▶ Stated exercise: Please transcribe every one of the rows below, reproducing each line character for character.
** start of Data provided **
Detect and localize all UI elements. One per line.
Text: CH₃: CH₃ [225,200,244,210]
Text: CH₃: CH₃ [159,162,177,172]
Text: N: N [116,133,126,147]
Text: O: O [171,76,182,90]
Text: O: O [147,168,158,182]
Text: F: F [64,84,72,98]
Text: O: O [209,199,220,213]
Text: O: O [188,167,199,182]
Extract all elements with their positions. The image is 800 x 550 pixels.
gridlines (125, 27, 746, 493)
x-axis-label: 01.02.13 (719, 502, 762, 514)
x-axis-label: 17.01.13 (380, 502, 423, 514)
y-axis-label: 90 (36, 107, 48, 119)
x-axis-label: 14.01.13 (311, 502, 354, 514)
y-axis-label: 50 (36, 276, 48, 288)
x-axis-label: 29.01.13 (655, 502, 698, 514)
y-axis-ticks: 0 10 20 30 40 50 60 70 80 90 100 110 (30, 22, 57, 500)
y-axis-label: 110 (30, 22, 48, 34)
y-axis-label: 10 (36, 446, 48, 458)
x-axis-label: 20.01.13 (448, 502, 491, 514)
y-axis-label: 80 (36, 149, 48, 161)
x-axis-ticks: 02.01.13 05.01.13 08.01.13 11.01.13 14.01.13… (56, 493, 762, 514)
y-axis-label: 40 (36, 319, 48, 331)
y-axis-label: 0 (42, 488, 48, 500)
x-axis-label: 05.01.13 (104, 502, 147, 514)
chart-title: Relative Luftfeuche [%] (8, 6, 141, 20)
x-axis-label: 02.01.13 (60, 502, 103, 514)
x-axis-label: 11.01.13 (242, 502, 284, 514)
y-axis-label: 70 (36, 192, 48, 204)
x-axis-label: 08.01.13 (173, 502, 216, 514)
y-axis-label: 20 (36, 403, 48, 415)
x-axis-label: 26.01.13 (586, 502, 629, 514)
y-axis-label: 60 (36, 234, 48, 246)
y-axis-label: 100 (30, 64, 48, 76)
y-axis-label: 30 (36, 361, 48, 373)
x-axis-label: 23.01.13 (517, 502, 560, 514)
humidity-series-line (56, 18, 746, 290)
** end of Data provided **
▶ Solution for this exercise:
Detect and localize all UI elements. One per line.
Text: CH₃: CH₃ [225,200,244,210]
Text: CH₃: CH₃ [159,162,177,172]
Text: N: N [116,133,126,147]
Text: O: O [171,76,182,90]
Text: O: O [147,168,158,182]
Text: F: F [64,84,72,98]
Text: O: O [209,199,220,213]
Text: O: O [188,167,199,182]
Extract all elements with their positions. The image is 800 x 550 pixels.
gridlines (125, 27, 746, 493)
x-axis-label: 01.02.13 (719, 502, 762, 514)
x-axis-label: 17.01.13 (380, 502, 423, 514)
y-axis-label: 90 (36, 107, 48, 119)
x-axis-label: 14.01.13 (311, 502, 354, 514)
y-axis-label: 50 (36, 276, 48, 288)
x-axis-label: 29.01.13 (655, 502, 698, 514)
y-axis-ticks: 0 10 20 30 40 50 60 70 80 90 100 110 (30, 22, 57, 500)
y-axis-label: 110 (30, 22, 48, 34)
y-axis-label: 10 (36, 446, 48, 458)
x-axis-label: 20.01.13 (448, 502, 491, 514)
y-axis-label: 80 (36, 149, 48, 161)
x-axis-ticks: 02.01.13 05.01.13 08.01.13 11.01.13 14.01.13… (56, 493, 762, 514)
y-axis-label: 40 (36, 319, 48, 331)
y-axis-label: 0 (42, 488, 48, 500)
x-axis-label: 05.01.13 (104, 502, 147, 514)
chart-title: Relative Luftfeuche [%] (8, 6, 141, 20)
x-axis-label: 02.01.13 (60, 502, 103, 514)
x-axis-label: 11.01.13 (242, 502, 284, 514)
y-axis-label: 70 (36, 192, 48, 204)
x-axis-label: 08.01.13 (173, 502, 216, 514)
y-axis-label: 20 (36, 403, 48, 415)
x-axis-label: 26.01.13 (586, 502, 629, 514)
y-axis-label: 60 (36, 234, 48, 246)
y-axis-label: 100 (30, 64, 48, 76)
y-axis-label: 30 (36, 361, 48, 373)
x-axis-label: 23.01.13 (517, 502, 560, 514)
humidity-series-line (56, 18, 746, 290)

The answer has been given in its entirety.